Saved entries:
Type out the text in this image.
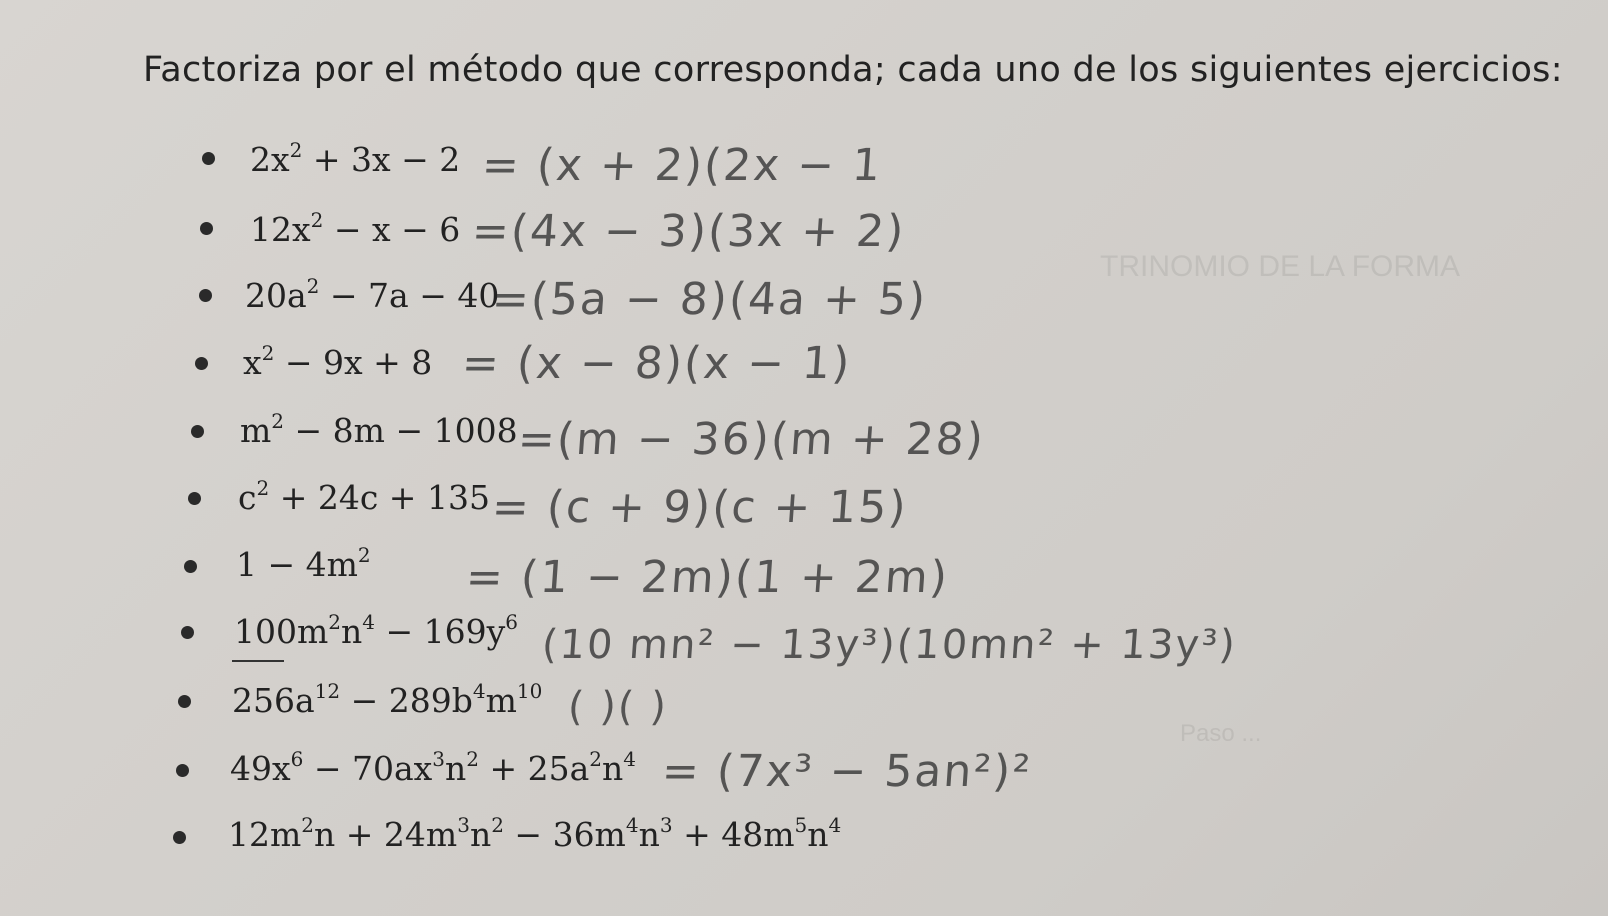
TRINOMIO DE LA FORMA
Paso ...
Factoriza por el método que corresponda; cada uno de los siguientes ejercicios:
$2x^2 + 3x - 2 = (x + 2)(2x - 1$
$12x^2 - x - 6 =(4x - 3)(3x + 2)$
$20a^2 - 7a - 40$
=(5a − 8)(4a + 5)
$x^2 - 9x + 8 = (x - 8)(x - 1)$
$m^2 - 8m - 1008$
=(m − 36)(m + 28)
$c^2 + 24c + 135 = (c + 9)(c + 15)$
$1 - 4m^2 = (1 - 2m)(1 + 2m)$
$100m^2n^4 - 169y^6$ (10 mn² − 13y³)(10mn² + 13y³)
$256a^{12} - 289b^4m^{10}$ ( )( )
$49x^6 - 70ax^3n^2 + 25a^2n^4 = (7x^3 - 5an^2)^2$
$12m^2n + 24m^3n^2 - 36m^4n^3 + 48m^5n^4$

Instructions for the task
Repeat each entry exactly. Pictures do not belong in the copy.

Task result
Type out the text in this image.
TRINOMIO DE LA FORMA
Paso ...
Factoriza por el método que corresponda; cada uno de los siguientes ejercicios:
$2x^2 + 3x - 2 = (x + 2)(2x - 1$
$12x^2 - x - 6 =(4x - 3)(3x + 2)$
$20a^2 - 7a - 40$
=(5a − 8)(4a + 5)
$x^2 - 9x + 8 = (x - 8)(x - 1)$
$m^2 - 8m - 1008$
=(m − 36)(m + 28)
$c^2 + 24c + 135 = (c + 9)(c + 15)$
$1 - 4m^2 = (1 - 2m)(1 + 2m)$
$100m^2n^4 - 169y^6$ (10 mn² − 13y³)(10mn² + 13y³)
$256a^{12} - 289b^4m^{10}$ ( )( )
$49x^6 - 70ax^3n^2 + 25a^2n^4 = (7x^3 - 5an^2)^2$
$12m^2n + 24m^3n^2 - 36m^4n^3 + 48m^5n^4$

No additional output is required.